Reproduce every entry exactly and leave its pictures out.

──────── Material to process

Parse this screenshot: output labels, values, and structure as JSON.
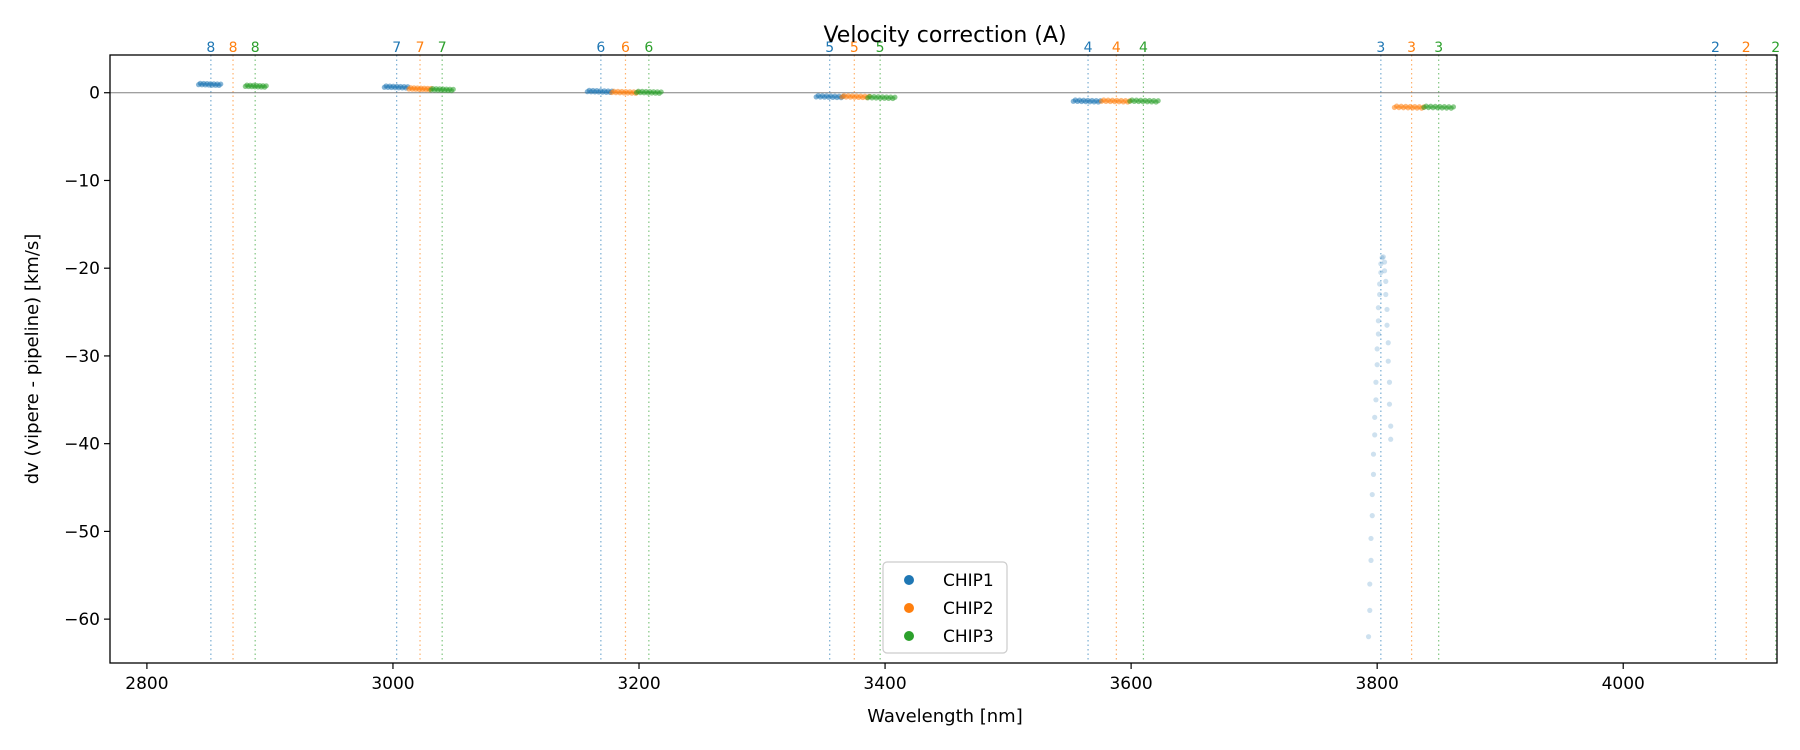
{
  "chart_data": {
    "type": "scatter",
    "title": "Velocity correction (A)",
    "xlabel": "Wavelength [nm]",
    "ylabel": "dv (vipere - pipeline) [km/s]",
    "xlim": [
      2770,
      4125
    ],
    "ylim": [
      -65,
      4.3
    ],
    "xticks": [
      2800,
      3000,
      3200,
      3400,
      3600,
      3800,
      4000
    ],
    "yticks": [
      0,
      -10,
      -20,
      -30,
      -40,
      -50,
      -60
    ],
    "ytick_labels": [
      "0",
      "−10",
      "−20",
      "−30",
      "−40",
      "−50",
      "−60"
    ],
    "zero_line": 0,
    "legend": {
      "location": "bottom-center",
      "entries": [
        "CHIP1",
        "CHIP2",
        "CHIP3"
      ]
    },
    "series": [
      {
        "name": "CHIP1",
        "color": "#1f77b4",
        "order_lines": [
          {
            "order": "8",
            "x": 2852
          },
          {
            "order": "7",
            "x": 3003
          },
          {
            "order": "6",
            "x": 3169
          },
          {
            "order": "5",
            "x": 3355
          },
          {
            "order": "4",
            "x": 3565
          },
          {
            "order": "3",
            "x": 3803
          },
          {
            "order": "2",
            "x": 4075
          }
        ],
        "segments": [
          {
            "x_start": 2842,
            "x_end": 2860,
            "y": 1.0
          },
          {
            "x_start": 2993,
            "x_end": 3012,
            "y": 0.7
          },
          {
            "x_start": 3158,
            "x_end": 3178,
            "y": 0.2
          },
          {
            "x_start": 3344,
            "x_end": 3366,
            "y": -0.4
          },
          {
            "x_start": 3553,
            "x_end": 3575,
            "y": -0.9
          }
        ],
        "outliers": [
          {
            "x": 3793,
            "y": -62.0
          },
          {
            "x": 3794,
            "y": -59.0
          },
          {
            "x": 3794,
            "y": -56.0
          },
          {
            "x": 3795,
            "y": -53.3
          },
          {
            "x": 3795,
            "y": -50.8
          },
          {
            "x": 3796,
            "y": -48.2
          },
          {
            "x": 3796,
            "y": -45.8
          },
          {
            "x": 3797,
            "y": -43.5
          },
          {
            "x": 3797,
            "y": -41.2
          },
          {
            "x": 3798,
            "y": -39.0
          },
          {
            "x": 3798,
            "y": -37.0
          },
          {
            "x": 3799,
            "y": -35.0
          },
          {
            "x": 3799,
            "y": -33.0
          },
          {
            "x": 3800,
            "y": -31.0
          },
          {
            "x": 3800,
            "y": -29.2
          },
          {
            "x": 3801,
            "y": -27.5
          },
          {
            "x": 3801,
            "y": -26.0
          },
          {
            "x": 3801,
            "y": -24.5
          },
          {
            "x": 3802,
            "y": -23.0
          },
          {
            "x": 3802,
            "y": -21.8
          },
          {
            "x": 3803,
            "y": -20.5
          },
          {
            "x": 3803,
            "y": -19.5
          },
          {
            "x": 3804,
            "y": -18.8
          },
          {
            "x": 3805,
            "y": -18.7
          },
          {
            "x": 3806,
            "y": -19.3
          },
          {
            "x": 3806,
            "y": -20.3
          },
          {
            "x": 3807,
            "y": -21.5
          },
          {
            "x": 3807,
            "y": -23.0
          },
          {
            "x": 3808,
            "y": -24.7
          },
          {
            "x": 3808,
            "y": -26.5
          },
          {
            "x": 3809,
            "y": -28.5
          },
          {
            "x": 3809,
            "y": -30.6
          },
          {
            "x": 3810,
            "y": -33.0
          },
          {
            "x": 3810,
            "y": -35.5
          },
          {
            "x": 3811,
            "y": -38.0
          },
          {
            "x": 3811,
            "y": -39.5
          }
        ]
      },
      {
        "name": "CHIP2",
        "color": "#ff7f0e",
        "order_lines": [
          {
            "order": "8",
            "x": 2870
          },
          {
            "order": "7",
            "x": 3022
          },
          {
            "order": "6",
            "x": 3189
          },
          {
            "order": "5",
            "x": 3375
          },
          {
            "order": "4",
            "x": 3588
          },
          {
            "order": "3",
            "x": 3828
          },
          {
            "order": "2",
            "x": 4100
          }
        ],
        "segments": [
          {
            "x_start": 3013,
            "x_end": 3031,
            "y": 0.5
          },
          {
            "x_start": 3178,
            "x_end": 3199,
            "y": 0.1
          },
          {
            "x_start": 3365,
            "x_end": 3387,
            "y": -0.4
          },
          {
            "x_start": 3576,
            "x_end": 3599,
            "y": -0.9
          },
          {
            "x_start": 3814,
            "x_end": 3838,
            "y": -1.6
          }
        ],
        "outliers": []
      },
      {
        "name": "CHIP3",
        "color": "#2ca02c",
        "order_lines": [
          {
            "order": "8",
            "x": 2888
          },
          {
            "order": "7",
            "x": 3040
          },
          {
            "order": "6",
            "x": 3208
          },
          {
            "order": "5",
            "x": 3396
          },
          {
            "order": "4",
            "x": 3610
          },
          {
            "order": "3",
            "x": 3850
          },
          {
            "order": "2",
            "x": 4124
          }
        ],
        "segments": [
          {
            "x_start": 2880,
            "x_end": 2897,
            "y": 0.8
          },
          {
            "x_start": 3031,
            "x_end": 3049,
            "y": 0.4
          },
          {
            "x_start": 3198,
            "x_end": 3218,
            "y": 0.1
          },
          {
            "x_start": 3386,
            "x_end": 3408,
            "y": -0.5
          },
          {
            "x_start": 3599,
            "x_end": 3622,
            "y": -0.9
          },
          {
            "x_start": 3838,
            "x_end": 3862,
            "y": -1.6
          }
        ],
        "outliers": []
      }
    ]
  }
}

────────────────

Task answer
Parse this screenshot: output labels, values, and structure as JSON.
{
  "chart_data": {
    "type": "scatter",
    "title": "Velocity correction (A)",
    "xlabel": "Wavelength [nm]",
    "ylabel": "dv (vipere - pipeline) [km/s]",
    "xlim": [
      2770,
      4125
    ],
    "ylim": [
      -65,
      4.3
    ],
    "xticks": [
      2800,
      3000,
      3200,
      3400,
      3600,
      3800,
      4000
    ],
    "yticks": [
      0,
      -10,
      -20,
      -30,
      -40,
      -50,
      -60
    ],
    "ytick_labels": [
      "0",
      "−10",
      "−20",
      "−30",
      "−40",
      "−50",
      "−60"
    ],
    "zero_line": 0,
    "legend": {
      "location": "bottom-center",
      "entries": [
        "CHIP1",
        "CHIP2",
        "CHIP3"
      ]
    },
    "series": [
      {
        "name": "CHIP1",
        "color": "#1f77b4",
        "order_lines": [
          {
            "order": "8",
            "x": 2852
          },
          {
            "order": "7",
            "x": 3003
          },
          {
            "order": "6",
            "x": 3169
          },
          {
            "order": "5",
            "x": 3355
          },
          {
            "order": "4",
            "x": 3565
          },
          {
            "order": "3",
            "x": 3803
          },
          {
            "order": "2",
            "x": 4075
          }
        ],
        "segments": [
          {
            "x_start": 2842,
            "x_end": 2860,
            "y": 1.0
          },
          {
            "x_start": 2993,
            "x_end": 3012,
            "y": 0.7
          },
          {
            "x_start": 3158,
            "x_end": 3178,
            "y": 0.2
          },
          {
            "x_start": 3344,
            "x_end": 3366,
            "y": -0.4
          },
          {
            "x_start": 3553,
            "x_end": 3575,
            "y": -0.9
          }
        ],
        "outliers": [
          {
            "x": 3793,
            "y": -62.0
          },
          {
            "x": 3794,
            "y": -59.0
          },
          {
            "x": 3794,
            "y": -56.0
          },
          {
            "x": 3795,
            "y": -53.3
          },
          {
            "x": 3795,
            "y": -50.8
          },
          {
            "x": 3796,
            "y": -48.2
          },
          {
            "x": 3796,
            "y": -45.8
          },
          {
            "x": 3797,
            "y": -43.5
          },
          {
            "x": 3797,
            "y": -41.2
          },
          {
            "x": 3798,
            "y": -39.0
          },
          {
            "x": 3798,
            "y": -37.0
          },
          {
            "x": 3799,
            "y": -35.0
          },
          {
            "x": 3799,
            "y": -33.0
          },
          {
            "x": 3800,
            "y": -31.0
          },
          {
            "x": 3800,
            "y": -29.2
          },
          {
            "x": 3801,
            "y": -27.5
          },
          {
            "x": 3801,
            "y": -26.0
          },
          {
            "x": 3801,
            "y": -24.5
          },
          {
            "x": 3802,
            "y": -23.0
          },
          {
            "x": 3802,
            "y": -21.8
          },
          {
            "x": 3803,
            "y": -20.5
          },
          {
            "x": 3803,
            "y": -19.5
          },
          {
            "x": 3804,
            "y": -18.8
          },
          {
            "x": 3805,
            "y": -18.7
          },
          {
            "x": 3806,
            "y": -19.3
          },
          {
            "x": 3806,
            "y": -20.3
          },
          {
            "x": 3807,
            "y": -21.5
          },
          {
            "x": 3807,
            "y": -23.0
          },
          {
            "x": 3808,
            "y": -24.7
          },
          {
            "x": 3808,
            "y": -26.5
          },
          {
            "x": 3809,
            "y": -28.5
          },
          {
            "x": 3809,
            "y": -30.6
          },
          {
            "x": 3810,
            "y": -33.0
          },
          {
            "x": 3810,
            "y": -35.5
          },
          {
            "x": 3811,
            "y": -38.0
          },
          {
            "x": 3811,
            "y": -39.5
          }
        ]
      },
      {
        "name": "CHIP2",
        "color": "#ff7f0e",
        "order_lines": [
          {
            "order": "8",
            "x": 2870
          },
          {
            "order": "7",
            "x": 3022
          },
          {
            "order": "6",
            "x": 3189
          },
          {
            "order": "5",
            "x": 3375
          },
          {
            "order": "4",
            "x": 3588
          },
          {
            "order": "3",
            "x": 3828
          },
          {
            "order": "2",
            "x": 4100
          }
        ],
        "segments": [
          {
            "x_start": 3013,
            "x_end": 3031,
            "y": 0.5
          },
          {
            "x_start": 3178,
            "x_end": 3199,
            "y": 0.1
          },
          {
            "x_start": 3365,
            "x_end": 3387,
            "y": -0.4
          },
          {
            "x_start": 3576,
            "x_end": 3599,
            "y": -0.9
          },
          {
            "x_start": 3814,
            "x_end": 3838,
            "y": -1.6
          }
        ],
        "outliers": []
      },
      {
        "name": "CHIP3",
        "color": "#2ca02c",
        "order_lines": [
          {
            "order": "8",
            "x": 2888
          },
          {
            "order": "7",
            "x": 3040
          },
          {
            "order": "6",
            "x": 3208
          },
          {
            "order": "5",
            "x": 3396
          },
          {
            "order": "4",
            "x": 3610
          },
          {
            "order": "3",
            "x": 3850
          },
          {
            "order": "2",
            "x": 4124
          }
        ],
        "segments": [
          {
            "x_start": 2880,
            "x_end": 2897,
            "y": 0.8
          },
          {
            "x_start": 3031,
            "x_end": 3049,
            "y": 0.4
          },
          {
            "x_start": 3198,
            "x_end": 3218,
            "y": 0.1
          },
          {
            "x_start": 3386,
            "x_end": 3408,
            "y": -0.5
          },
          {
            "x_start": 3599,
            "x_end": 3622,
            "y": -0.9
          },
          {
            "x_start": 3838,
            "x_end": 3862,
            "y": -1.6
          }
        ],
        "outliers": []
      }
    ]
  }
}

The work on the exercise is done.